--- begin Material supplied ---
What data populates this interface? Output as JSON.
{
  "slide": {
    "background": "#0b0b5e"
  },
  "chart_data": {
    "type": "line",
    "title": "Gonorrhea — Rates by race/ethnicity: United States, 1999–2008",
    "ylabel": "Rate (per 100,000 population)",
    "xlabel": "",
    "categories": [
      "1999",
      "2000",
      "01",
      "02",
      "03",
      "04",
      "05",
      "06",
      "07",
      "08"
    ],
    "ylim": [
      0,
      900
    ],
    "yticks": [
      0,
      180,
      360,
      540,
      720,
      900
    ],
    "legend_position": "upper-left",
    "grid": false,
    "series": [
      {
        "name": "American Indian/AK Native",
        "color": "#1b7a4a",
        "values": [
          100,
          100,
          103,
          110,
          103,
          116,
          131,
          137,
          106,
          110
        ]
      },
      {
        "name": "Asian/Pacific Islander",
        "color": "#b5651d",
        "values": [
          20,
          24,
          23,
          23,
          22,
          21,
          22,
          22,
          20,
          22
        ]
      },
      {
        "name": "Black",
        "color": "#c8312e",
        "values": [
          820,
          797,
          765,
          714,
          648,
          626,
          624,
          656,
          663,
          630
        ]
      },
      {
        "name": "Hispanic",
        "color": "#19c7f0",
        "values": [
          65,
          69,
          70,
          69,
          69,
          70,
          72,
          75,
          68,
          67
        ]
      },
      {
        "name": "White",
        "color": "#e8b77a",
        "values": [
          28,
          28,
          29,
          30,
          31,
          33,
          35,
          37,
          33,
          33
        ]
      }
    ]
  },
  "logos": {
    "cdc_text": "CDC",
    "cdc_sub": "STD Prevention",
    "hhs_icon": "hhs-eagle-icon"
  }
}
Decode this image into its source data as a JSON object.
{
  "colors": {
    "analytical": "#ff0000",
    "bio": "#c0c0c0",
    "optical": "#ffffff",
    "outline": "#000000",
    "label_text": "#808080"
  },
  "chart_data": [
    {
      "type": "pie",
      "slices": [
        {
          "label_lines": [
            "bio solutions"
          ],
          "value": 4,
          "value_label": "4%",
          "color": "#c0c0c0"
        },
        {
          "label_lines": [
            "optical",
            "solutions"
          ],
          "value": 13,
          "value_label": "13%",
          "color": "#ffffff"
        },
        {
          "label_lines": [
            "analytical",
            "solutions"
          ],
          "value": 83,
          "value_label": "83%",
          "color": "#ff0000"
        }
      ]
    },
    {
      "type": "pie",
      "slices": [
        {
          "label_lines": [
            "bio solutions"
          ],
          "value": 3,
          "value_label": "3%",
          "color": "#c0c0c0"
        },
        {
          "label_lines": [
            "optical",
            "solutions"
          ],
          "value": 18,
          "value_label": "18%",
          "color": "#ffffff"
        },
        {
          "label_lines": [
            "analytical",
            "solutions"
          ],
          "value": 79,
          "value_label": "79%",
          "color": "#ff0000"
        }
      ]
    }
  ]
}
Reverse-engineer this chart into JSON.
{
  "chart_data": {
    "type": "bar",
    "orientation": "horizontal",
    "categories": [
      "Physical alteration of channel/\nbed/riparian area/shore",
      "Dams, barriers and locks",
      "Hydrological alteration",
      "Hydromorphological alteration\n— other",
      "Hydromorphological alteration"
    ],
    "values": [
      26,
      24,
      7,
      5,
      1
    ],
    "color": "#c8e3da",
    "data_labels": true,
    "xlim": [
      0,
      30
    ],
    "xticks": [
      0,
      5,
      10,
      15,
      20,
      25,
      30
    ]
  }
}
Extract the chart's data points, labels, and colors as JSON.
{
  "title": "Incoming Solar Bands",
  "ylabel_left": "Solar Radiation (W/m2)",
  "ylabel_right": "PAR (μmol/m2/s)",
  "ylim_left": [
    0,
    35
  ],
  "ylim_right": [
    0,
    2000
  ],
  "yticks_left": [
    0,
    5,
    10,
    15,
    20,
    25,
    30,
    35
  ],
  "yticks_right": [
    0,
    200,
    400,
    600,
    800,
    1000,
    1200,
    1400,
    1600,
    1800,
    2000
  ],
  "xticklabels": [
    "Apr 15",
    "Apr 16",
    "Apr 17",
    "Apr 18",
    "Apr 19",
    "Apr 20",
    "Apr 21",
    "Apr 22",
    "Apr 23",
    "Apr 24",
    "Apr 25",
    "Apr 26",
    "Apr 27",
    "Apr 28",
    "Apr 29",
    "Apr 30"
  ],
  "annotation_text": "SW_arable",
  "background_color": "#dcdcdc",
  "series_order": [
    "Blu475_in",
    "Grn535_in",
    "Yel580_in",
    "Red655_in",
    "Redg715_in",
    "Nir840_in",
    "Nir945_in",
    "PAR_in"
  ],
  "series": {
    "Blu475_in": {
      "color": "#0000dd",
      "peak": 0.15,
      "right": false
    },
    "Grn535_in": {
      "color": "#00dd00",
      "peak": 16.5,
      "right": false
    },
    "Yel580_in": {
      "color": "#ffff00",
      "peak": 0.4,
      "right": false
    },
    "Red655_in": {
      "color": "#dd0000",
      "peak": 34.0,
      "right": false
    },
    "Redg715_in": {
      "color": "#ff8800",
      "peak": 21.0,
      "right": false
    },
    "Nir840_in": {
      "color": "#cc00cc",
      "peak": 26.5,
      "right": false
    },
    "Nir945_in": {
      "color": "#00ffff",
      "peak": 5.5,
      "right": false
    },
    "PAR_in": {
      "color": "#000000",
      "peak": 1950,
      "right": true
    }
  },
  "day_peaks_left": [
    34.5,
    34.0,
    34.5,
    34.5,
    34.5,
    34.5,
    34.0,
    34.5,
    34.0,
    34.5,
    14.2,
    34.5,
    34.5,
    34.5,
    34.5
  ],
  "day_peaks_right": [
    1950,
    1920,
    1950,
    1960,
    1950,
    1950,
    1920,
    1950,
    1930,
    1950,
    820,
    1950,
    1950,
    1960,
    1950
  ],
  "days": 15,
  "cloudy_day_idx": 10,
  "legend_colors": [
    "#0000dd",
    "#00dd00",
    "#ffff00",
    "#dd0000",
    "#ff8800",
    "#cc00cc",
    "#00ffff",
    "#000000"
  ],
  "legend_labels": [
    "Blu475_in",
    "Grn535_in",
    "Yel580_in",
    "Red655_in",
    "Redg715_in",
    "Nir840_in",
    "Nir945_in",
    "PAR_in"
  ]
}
--- end Material supplied ---
- [Request]
Extract the complete set of records unchanged.

- [Result]
What data populates this interface? Output as JSON.
{
  "slide": {
    "background": "#0b0b5e"
  },
  "chart_data": {
    "type": "line",
    "title": "Gonorrhea — Rates by race/ethnicity: United States, 1999–2008",
    "ylabel": "Rate (per 100,000 population)",
    "xlabel": "",
    "categories": [
      "1999",
      "2000",
      "01",
      "02",
      "03",
      "04",
      "05",
      "06",
      "07",
      "08"
    ],
    "ylim": [
      0,
      900
    ],
    "yticks": [
      0,
      180,
      360,
      540,
      720,
      900
    ],
    "legend_position": "upper-left",
    "grid": false,
    "series": [
      {
        "name": "American Indian/AK Native",
        "color": "#1b7a4a",
        "values": [
          100,
          100,
          103,
          110,
          103,
          116,
          131,
          137,
          106,
          110
        ]
      },
      {
        "name": "Asian/Pacific Islander",
        "color": "#b5651d",
        "values": [
          20,
          24,
          23,
          23,
          22,
          21,
          22,
          22,
          20,
          22
        ]
      },
      {
        "name": "Black",
        "color": "#c8312e",
        "values": [
          820,
          797,
          765,
          714,
          648,
          626,
          624,
          656,
          663,
          630
        ]
      },
      {
        "name": "Hispanic",
        "color": "#19c7f0",
        "values": [
          65,
          69,
          70,
          69,
          69,
          70,
          72,
          75,
          68,
          67
        ]
      },
      {
        "name": "White",
        "color": "#e8b77a",
        "values": [
          28,
          28,
          29,
          30,
          31,
          33,
          35,
          37,
          33,
          33
        ]
      }
    ]
  },
  "logos": {
    "cdc_text": "CDC",
    "cdc_sub": "STD Prevention",
    "hhs_icon": "hhs-eagle-icon"
  }
}
Decode this image into its source data as a JSON object.
{
  "colors": {
    "analytical": "#ff0000",
    "bio": "#c0c0c0",
    "optical": "#ffffff",
    "outline": "#000000",
    "label_text": "#808080"
  },
  "chart_data": [
    {
      "type": "pie",
      "slices": [
        {
          "label_lines": [
            "bio solutions"
          ],
          "value": 4,
          "value_label": "4%",
          "color": "#c0c0c0"
        },
        {
          "label_lines": [
            "optical",
            "solutions"
          ],
          "value": 13,
          "value_label": "13%",
          "color": "#ffffff"
        },
        {
          "label_lines": [
            "analytical",
            "solutions"
          ],
          "value": 83,
          "value_label": "83%",
          "color": "#ff0000"
        }
      ]
    },
    {
      "type": "pie",
      "slices": [
        {
          "label_lines": [
            "bio solutions"
          ],
          "value": 3,
          "value_label": "3%",
          "color": "#c0c0c0"
        },
        {
          "label_lines": [
            "optical",
            "solutions"
          ],
          "value": 18,
          "value_label": "18%",
          "color": "#ffffff"
        },
        {
          "label_lines": [
            "analytical",
            "solutions"
          ],
          "value": 79,
          "value_label": "79%",
          "color": "#ff0000"
        }
      ]
    }
  ]
}
Reverse-engineer this chart into JSON.
{
  "chart_data": {
    "type": "bar",
    "orientation": "horizontal",
    "categories": [
      "Physical alteration of channel/\nbed/riparian area/shore",
      "Dams, barriers and locks",
      "Hydrological alteration",
      "Hydromorphological alteration\n— other",
      "Hydromorphological alteration"
    ],
    "values": [
      26,
      24,
      7,
      5,
      1
    ],
    "color": "#c8e3da",
    "data_labels": true,
    "xlim": [
      0,
      30
    ],
    "xticks": [
      0,
      5,
      10,
      15,
      20,
      25,
      30
    ]
  }
}
Extract the chart's data points, labels, and colors as JSON.
{
  "title": "Incoming Solar Bands",
  "ylabel_left": "Solar Radiation (W/m2)",
  "ylabel_right": "PAR (μmol/m2/s)",
  "ylim_left": [
    0,
    35
  ],
  "ylim_right": [
    0,
    2000
  ],
  "yticks_left": [
    0,
    5,
    10,
    15,
    20,
    25,
    30,
    35
  ],
  "yticks_right": [
    0,
    200,
    400,
    600,
    800,
    1000,
    1200,
    1400,
    1600,
    1800,
    2000
  ],
  "xticklabels": [
    "Apr 15",
    "Apr 16",
    "Apr 17",
    "Apr 18",
    "Apr 19",
    "Apr 20",
    "Apr 21",
    "Apr 22",
    "Apr 23",
    "Apr 24",
    "Apr 25",
    "Apr 26",
    "Apr 27",
    "Apr 28",
    "Apr 29",
    "Apr 30"
  ],
  "annotation_text": "SW_arable",
  "background_color": "#dcdcdc",
  "series_order": [
    "Blu475_in",
    "Grn535_in",
    "Yel580_in",
    "Red655_in",
    "Redg715_in",
    "Nir840_in",
    "Nir945_in",
    "PAR_in"
  ],
  "series": {
    "Blu475_in": {
      "color": "#0000dd",
      "peak": 0.15,
      "right": false
    },
    "Grn535_in": {
      "color": "#00dd00",
      "peak": 16.5,
      "right": false
    },
    "Yel580_in": {
      "color": "#ffff00",
      "peak": 0.4,
      "right": false
    },
    "Red655_in": {
      "color": "#dd0000",
      "peak": 34.0,
      "right": false
    },
    "Redg715_in": {
      "color": "#ff8800",
      "peak": 21.0,
      "right": false
    },
    "Nir840_in": {
      "color": "#cc00cc",
      "peak": 26.5,
      "right": false
    },
    "Nir945_in": {
      "color": "#00ffff",
      "peak": 5.5,
      "right": false
    },
    "PAR_in": {
      "color": "#000000",
      "peak": 1950,
      "right": true
    }
  },
  "day_peaks_left": [
    34.5,
    34.0,
    34.5,
    34.5,
    34.5,
    34.5,
    34.0,
    34.5,
    34.0,
    34.5,
    14.2,
    34.5,
    34.5,
    34.5,
    34.5
  ],
  "day_peaks_right": [
    1950,
    1920,
    1950,
    1960,
    1950,
    1950,
    1920,
    1950,
    1930,
    1950,
    820,
    1950,
    1950,
    1960,
    1950
  ],
  "days": 15,
  "cloudy_day_idx": 10,
  "legend_colors": [
    "#0000dd",
    "#00dd00",
    "#ffff00",
    "#dd0000",
    "#ff8800",
    "#cc00cc",
    "#00ffff",
    "#000000"
  ],
  "legend_labels": [
    "Blu475_in",
    "Grn535_in",
    "Yel580_in",
    "Red655_in",
    "Redg715_in",
    "Nir840_in",
    "Nir945_in",
    "PAR_in"
  ]
}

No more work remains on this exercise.